Exercise data:
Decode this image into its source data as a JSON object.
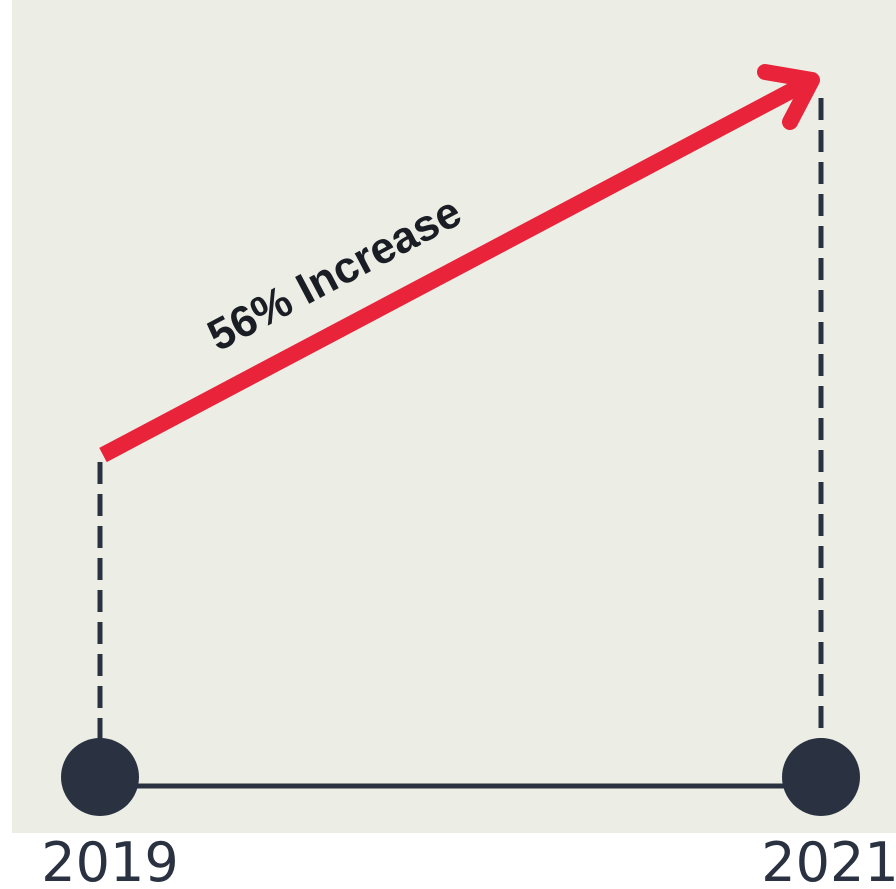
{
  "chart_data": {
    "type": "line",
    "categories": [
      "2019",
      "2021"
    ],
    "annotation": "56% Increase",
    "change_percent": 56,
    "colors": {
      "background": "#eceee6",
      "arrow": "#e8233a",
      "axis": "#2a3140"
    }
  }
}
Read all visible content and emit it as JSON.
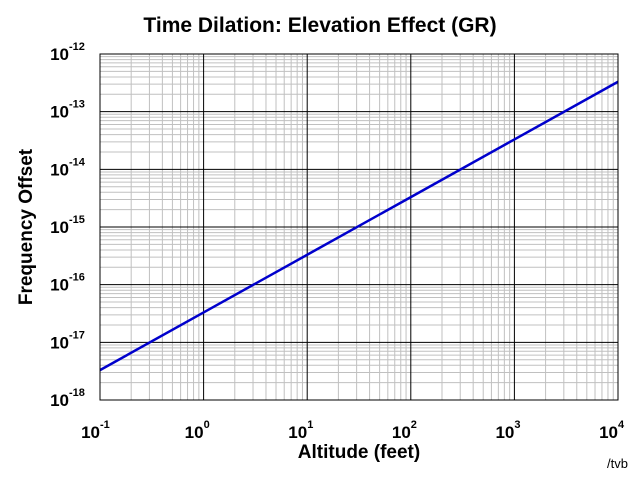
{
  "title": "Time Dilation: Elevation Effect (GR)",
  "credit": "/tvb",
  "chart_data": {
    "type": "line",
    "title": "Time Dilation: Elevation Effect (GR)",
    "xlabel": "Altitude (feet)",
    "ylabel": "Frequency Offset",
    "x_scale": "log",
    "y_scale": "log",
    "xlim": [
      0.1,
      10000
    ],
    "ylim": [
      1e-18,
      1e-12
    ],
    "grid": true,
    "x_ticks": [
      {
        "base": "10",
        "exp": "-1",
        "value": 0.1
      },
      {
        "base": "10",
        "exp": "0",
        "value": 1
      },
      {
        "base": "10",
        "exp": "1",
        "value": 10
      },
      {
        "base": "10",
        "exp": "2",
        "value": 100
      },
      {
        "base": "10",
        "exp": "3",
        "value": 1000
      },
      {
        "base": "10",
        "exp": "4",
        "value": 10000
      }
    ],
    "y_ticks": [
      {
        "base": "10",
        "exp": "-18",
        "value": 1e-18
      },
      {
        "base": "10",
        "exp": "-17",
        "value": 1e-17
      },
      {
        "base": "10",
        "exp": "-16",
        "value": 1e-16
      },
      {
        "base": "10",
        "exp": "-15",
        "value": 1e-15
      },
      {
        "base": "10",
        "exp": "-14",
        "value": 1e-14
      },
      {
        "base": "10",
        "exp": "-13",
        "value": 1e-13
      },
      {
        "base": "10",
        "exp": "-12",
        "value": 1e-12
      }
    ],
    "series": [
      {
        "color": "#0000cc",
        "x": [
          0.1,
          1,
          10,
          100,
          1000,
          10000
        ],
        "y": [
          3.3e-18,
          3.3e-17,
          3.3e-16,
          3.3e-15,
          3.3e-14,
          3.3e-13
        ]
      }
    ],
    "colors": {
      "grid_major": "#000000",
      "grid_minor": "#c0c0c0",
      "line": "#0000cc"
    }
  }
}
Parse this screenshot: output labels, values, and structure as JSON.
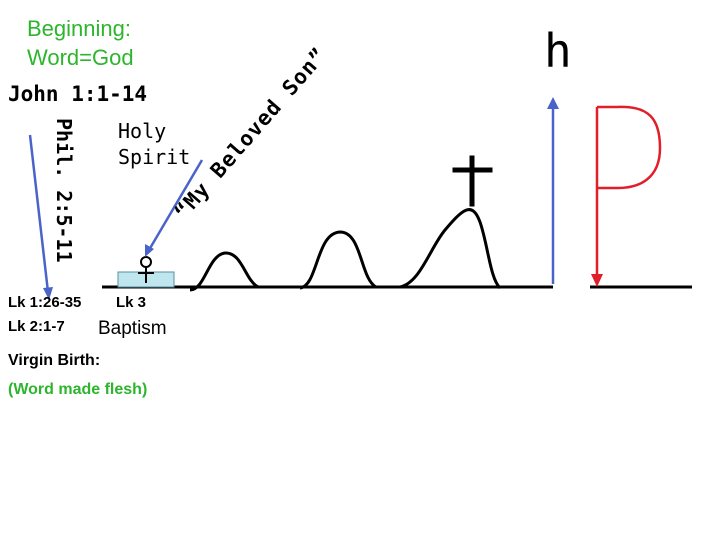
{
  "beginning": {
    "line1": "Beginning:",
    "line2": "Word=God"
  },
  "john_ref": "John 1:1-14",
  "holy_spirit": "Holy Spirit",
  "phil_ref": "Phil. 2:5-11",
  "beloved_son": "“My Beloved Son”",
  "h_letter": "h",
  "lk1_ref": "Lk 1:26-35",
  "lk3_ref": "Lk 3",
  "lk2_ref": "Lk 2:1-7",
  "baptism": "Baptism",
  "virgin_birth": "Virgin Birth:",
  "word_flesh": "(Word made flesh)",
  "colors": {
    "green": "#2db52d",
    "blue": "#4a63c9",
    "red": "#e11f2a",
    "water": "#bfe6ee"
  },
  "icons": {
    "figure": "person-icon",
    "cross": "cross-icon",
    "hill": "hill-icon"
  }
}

Task requirements: Scan the material above for the string "this" and return the lines that hold it.

Task solution:
Decode this image into its source data as a JSON object.
Parse this screenshot: output labels, values, and structure as JSON.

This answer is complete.